### Task directions:
Your task is to filter the data below down to the lines holding "series".

[Dataset rows about figures]
- - - - -
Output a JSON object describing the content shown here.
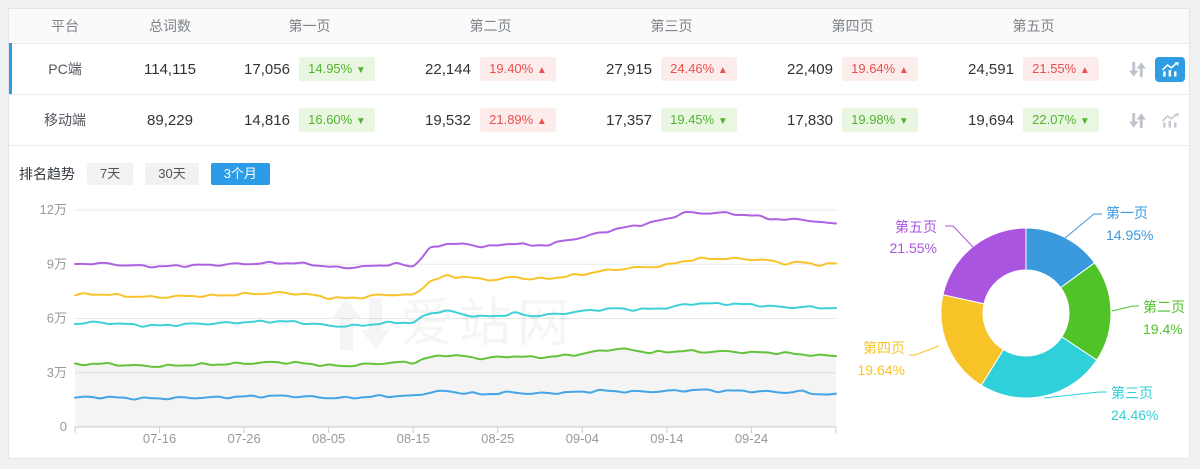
{
  "table": {
    "headers": [
      "平台",
      "总词数",
      "第一页",
      "第二页",
      "第三页",
      "第四页",
      "第五页"
    ],
    "rows": [
      {
        "platform": "PC端",
        "total": "114,115",
        "selected": true,
        "pages": [
          {
            "value": "17,056",
            "pct": "14.95%",
            "dir": "down"
          },
          {
            "value": "22,144",
            "pct": "19.40%",
            "dir": "up"
          },
          {
            "value": "27,915",
            "pct": "24.46%",
            "dir": "up"
          },
          {
            "value": "22,409",
            "pct": "19.64%",
            "dir": "up"
          },
          {
            "value": "24,591",
            "pct": "21.55%",
            "dir": "up"
          }
        ]
      },
      {
        "platform": "移动端",
        "total": "89,229",
        "selected": false,
        "pages": [
          {
            "value": "14,816",
            "pct": "16.60%",
            "dir": "down"
          },
          {
            "value": "19,532",
            "pct": "21.89%",
            "dir": "up"
          },
          {
            "value": "17,357",
            "pct": "19.45%",
            "dir": "down"
          },
          {
            "value": "17,830",
            "pct": "19.98%",
            "dir": "down"
          },
          {
            "value": "19,694",
            "pct": "22.07%",
            "dir": "down"
          }
        ]
      }
    ],
    "row_icons": [
      "sort-arrows",
      "trend-chart"
    ]
  },
  "colors": {
    "accent": "#2b9ce5",
    "badge_up_text": "#e9504e",
    "badge_up_bg": "#fdecec",
    "badge_down_text": "#52b42c",
    "badge_down_bg": "#e9f7e2"
  },
  "trend": {
    "title": "排名趋势",
    "tabs": [
      {
        "label": "7天",
        "active": false
      },
      {
        "label": "30天",
        "active": false
      },
      {
        "label": "3个月",
        "active": true
      }
    ]
  },
  "watermark": {
    "text": "爱站网"
  },
  "chart_data": [
    {
      "type": "line",
      "x_labels": [
        "07-16",
        "07-26",
        "08-05",
        "08-15",
        "08-25",
        "09-04",
        "09-14",
        "09-24"
      ],
      "x_range_days": 90,
      "first_label_day": 10,
      "label_step_days": 10,
      "y_ticks": [
        {
          "label": "0",
          "value": 0
        },
        {
          "label": "3万",
          "value": 3
        },
        {
          "label": "6万",
          "value": 6
        },
        {
          "label": "9万",
          "value": 9
        },
        {
          "label": "12万",
          "value": 12
        }
      ],
      "y_unit": "万",
      "ylim": [
        0,
        12
      ],
      "grid": true,
      "series": [
        {
          "name": "series-blue",
          "color": "#44a4e6",
          "values": [
            1.62,
            1.65,
            1.64,
            1.6,
            1.58,
            1.58,
            1.6,
            1.62,
            1.63,
            1.65,
            1.68,
            1.7,
            1.72,
            1.7,
            1.66,
            1.62,
            1.6,
            1.65,
            1.7,
            1.72,
            1.72,
            1.92,
            1.98,
            1.88,
            1.82,
            1.86,
            1.92,
            1.84,
            1.88,
            1.9,
            1.95,
            2.0,
            1.98,
            1.95,
            1.96,
            1.98,
            2.02,
            2.05,
            2.0,
            2.0,
            1.98,
            1.95,
            1.92,
            1.95,
            1.82,
            1.78
          ]
        },
        {
          "name": "series-green",
          "color": "#64c23c",
          "area": "#f2f2f2",
          "values": [
            3.45,
            3.5,
            3.48,
            3.42,
            3.38,
            3.36,
            3.4,
            3.45,
            3.46,
            3.48,
            3.52,
            3.55,
            3.58,
            3.55,
            3.48,
            3.4,
            3.38,
            3.45,
            3.52,
            3.56,
            3.58,
            3.85,
            3.98,
            3.9,
            3.8,
            3.85,
            3.92,
            3.85,
            3.88,
            3.95,
            4.05,
            4.2,
            4.32,
            4.25,
            4.12,
            4.15,
            4.22,
            4.15,
            4.18,
            4.16,
            4.12,
            4.12,
            4.08,
            4.02,
            3.95,
            3.95
          ]
        },
        {
          "name": "series-cyan",
          "color": "#3fd0da",
          "values": [
            5.72,
            5.78,
            5.75,
            5.68,
            5.62,
            5.6,
            5.65,
            5.7,
            5.72,
            5.75,
            5.8,
            5.82,
            5.85,
            5.8,
            5.72,
            5.6,
            5.58,
            5.62,
            5.72,
            5.78,
            5.78,
            6.3,
            6.42,
            6.22,
            6.1,
            6.15,
            6.28,
            6.15,
            6.2,
            6.3,
            6.4,
            6.5,
            6.55,
            6.5,
            6.52,
            6.6,
            6.75,
            6.85,
            6.8,
            6.82,
            6.75,
            6.7,
            6.6,
            6.65,
            6.58,
            6.6
          ]
        },
        {
          "name": "series-yellow",
          "color": "#f9c32d",
          "values": [
            7.3,
            7.35,
            7.32,
            7.25,
            7.2,
            7.18,
            7.22,
            7.25,
            7.25,
            7.3,
            7.35,
            7.38,
            7.42,
            7.38,
            7.3,
            7.15,
            7.12,
            7.18,
            7.3,
            7.32,
            7.3,
            8.05,
            8.35,
            8.3,
            8.18,
            8.15,
            8.3,
            8.18,
            8.22,
            8.32,
            8.45,
            8.6,
            8.72,
            8.8,
            8.85,
            8.95,
            9.18,
            9.3,
            9.32,
            9.3,
            9.28,
            9.2,
            9.05,
            9.1,
            8.98,
            9.02
          ]
        },
        {
          "name": "series-purple",
          "color": "#ae62e2",
          "values": [
            9.0,
            9.05,
            9.02,
            8.95,
            8.9,
            8.88,
            8.9,
            8.95,
            8.95,
            9.0,
            9.02,
            9.05,
            9.08,
            9.05,
            9.0,
            8.85,
            8.82,
            8.85,
            8.95,
            9.0,
            8.92,
            9.85,
            10.15,
            10.1,
            10.0,
            10.02,
            10.18,
            10.02,
            10.1,
            10.3,
            10.5,
            10.72,
            10.95,
            11.1,
            11.3,
            11.5,
            11.85,
            11.82,
            11.85,
            11.78,
            11.7,
            11.55,
            11.45,
            11.5,
            11.3,
            11.28
          ]
        }
      ]
    },
    {
      "type": "donut",
      "segments": [
        {
          "label": "第一页",
          "pct": 14.95,
          "pct_label": "14.95%",
          "color": "#3b99dd"
        },
        {
          "label": "第二页",
          "pct": 19.4,
          "pct_label": "19.4%",
          "color": "#50c329"
        },
        {
          "label": "第三页",
          "pct": 24.46,
          "pct_label": "24.46%",
          "color": "#2fd0d9"
        },
        {
          "label": "第四页",
          "pct": 19.64,
          "pct_label": "19.64%",
          "color": "#f8c327"
        },
        {
          "label": "第五页",
          "pct": 21.55,
          "pct_label": "21.55%",
          "color": "#aa55e0"
        }
      ]
    }
  ]
}
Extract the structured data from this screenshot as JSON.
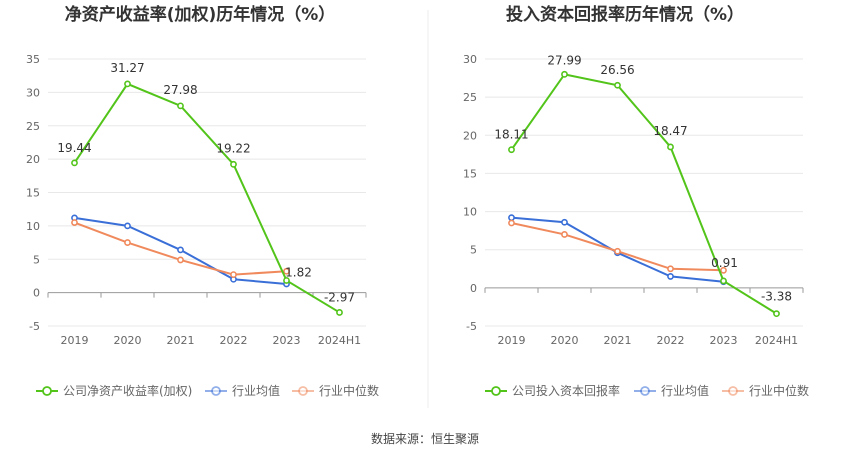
{
  "source_label": "数据来源：恒生聚源",
  "chart_data": [
    {
      "type": "line",
      "title": "净资产收益率(加权)历年情况（%）",
      "categories": [
        "2019",
        "2020",
        "2021",
        "2022",
        "2023",
        "2024H1"
      ],
      "ylim": [
        -5,
        35
      ],
      "yticks": [
        -5,
        0,
        5,
        10,
        15,
        20,
        25,
        30,
        35
      ],
      "grid": true,
      "legend_position": "bottom",
      "series": [
        {
          "name": "公司净资产收益率(加权)",
          "color": "#52c41a",
          "values": [
            19.44,
            31.27,
            27.98,
            19.22,
            1.82,
            -2.97
          ],
          "labels": [
            "19.44",
            "31.27",
            "27.98",
            "19.22",
            "1.82",
            "-2.97"
          ]
        },
        {
          "name": "行业均值",
          "color": "#3a6fd8",
          "values": [
            11.2,
            10.0,
            6.4,
            2.0,
            1.3,
            null
          ]
        },
        {
          "name": "行业中位数",
          "color": "#f08a5d",
          "values": [
            10.5,
            7.5,
            4.9,
            2.7,
            3.2,
            null
          ]
        }
      ]
    },
    {
      "type": "line",
      "title": "投入资本回报率历年情况（%）",
      "categories": [
        "2019",
        "2020",
        "2021",
        "2022",
        "2023",
        "2024H1"
      ],
      "ylim": [
        -5,
        30
      ],
      "yticks": [
        -5,
        0,
        5,
        10,
        15,
        20,
        25,
        30
      ],
      "grid": true,
      "legend_position": "bottom",
      "series": [
        {
          "name": "公司投入资本回报率",
          "color": "#52c41a",
          "values": [
            18.11,
            27.99,
            26.56,
            18.47,
            0.91,
            -3.38
          ],
          "labels": [
            "18.11",
            "27.99",
            "26.56",
            "18.47",
            "0.91",
            "-3.38"
          ]
        },
        {
          "name": "行业均值",
          "color": "#3a6fd8",
          "values": [
            9.2,
            8.6,
            4.6,
            1.5,
            0.8,
            null
          ]
        },
        {
          "name": "行业中位数",
          "color": "#f08a5d",
          "values": [
            8.5,
            7.0,
            4.8,
            2.5,
            2.3,
            null
          ]
        }
      ]
    }
  ]
}
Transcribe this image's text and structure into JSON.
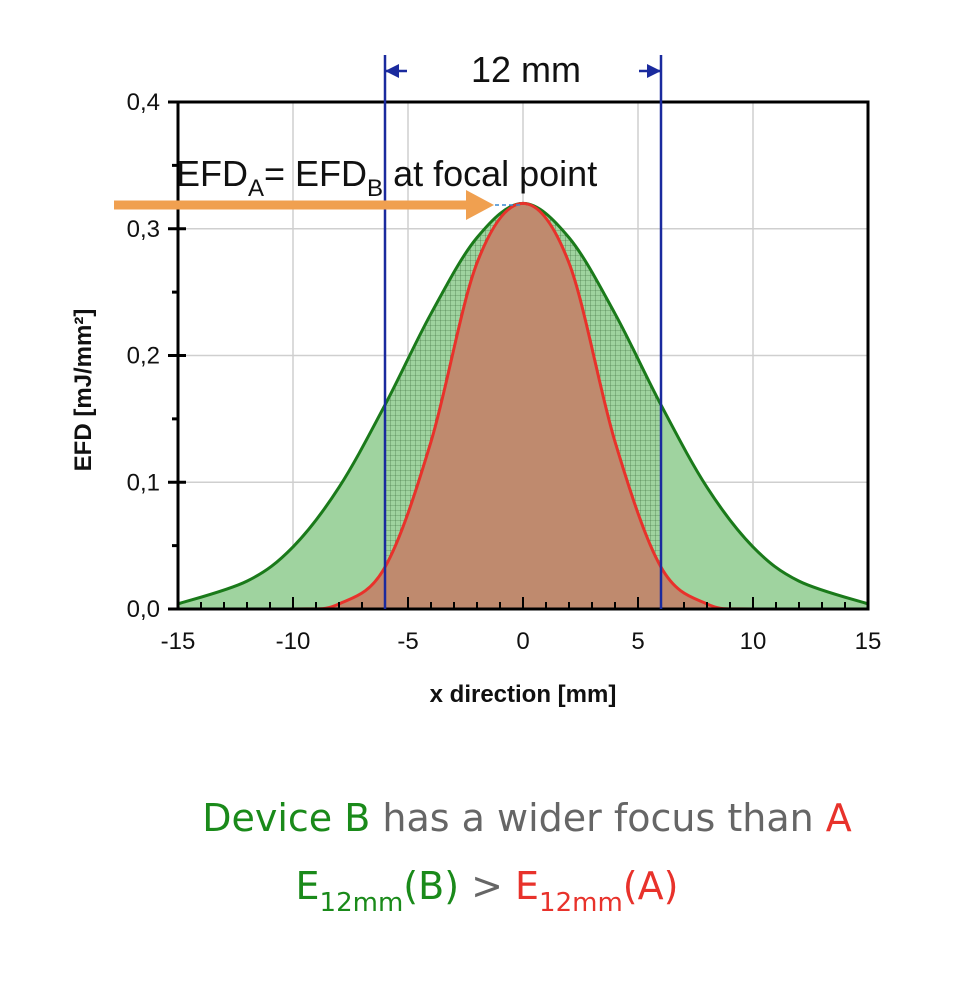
{
  "chart_data": {
    "type": "area",
    "xlabel": "x direction [mm]",
    "ylabel": "EFD [mJ/mm²]",
    "xlim": [
      -15,
      15
    ],
    "ylim": [
      0,
      0.4
    ],
    "x_ticks": [
      "-15",
      "-10",
      "-5",
      "0",
      "5",
      "10",
      "15"
    ],
    "y_ticks": [
      "0,0",
      "0,1",
      "0,2",
      "0,3",
      "0,4"
    ],
    "grid": true,
    "series": [
      {
        "name": "B",
        "color": "#1a7a1a",
        "fill": "#9fd39f",
        "x": [
          -15,
          -12,
          -10,
          -8,
          -6,
          -4,
          -2,
          0,
          2,
          4,
          6,
          8,
          10,
          12,
          15
        ],
        "y": [
          0.004,
          0.022,
          0.049,
          0.096,
          0.161,
          0.233,
          0.293,
          0.32,
          0.293,
          0.233,
          0.161,
          0.096,
          0.049,
          0.022,
          0.004
        ]
      },
      {
        "name": "A",
        "color": "#e8322b",
        "fill": "#bf8a6e",
        "x": [
          -15,
          -10,
          -8,
          -6,
          -4,
          -2,
          0,
          2,
          4,
          6,
          8,
          10,
          15
        ],
        "y": [
          0.0,
          0.0,
          0.004,
          0.033,
          0.132,
          0.273,
          0.32,
          0.273,
          0.132,
          0.033,
          0.004,
          0.0,
          0.0
        ]
      }
    ],
    "markers": {
      "left_mm": -6,
      "right_mm": 6,
      "width_label": "12 mm",
      "color": "#1a2a9e"
    },
    "annotation": {
      "text_part1": "EFD",
      "sub1": "A",
      "text_part2": "= EFD",
      "sub2": "B",
      "text_part3": " at focal point",
      "arrow_color": "#f0a050"
    }
  },
  "caption": {
    "line1_green": "Device B",
    "line1_gray": " has a wider focus than ",
    "line1_red": "A",
    "line2_E1": "E",
    "line2_sub1": "12mm",
    "line2_B": "(B)",
    "line2_gt": " > ",
    "line2_E2": "E",
    "line2_sub2": "12mm",
    "line2_A": "(A)",
    "green": "#1a8a1a",
    "red": "#e8322b",
    "gray": "#666666"
  }
}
- - - - -
### Response for this exercise:
      "series": [
          "name": "series-blue",
          "name": "series-green",
          "name": "series-cyan",
          "name": "series-yellow",
          "name": "series-purple",
      "series": [
      "series": [
    "series": [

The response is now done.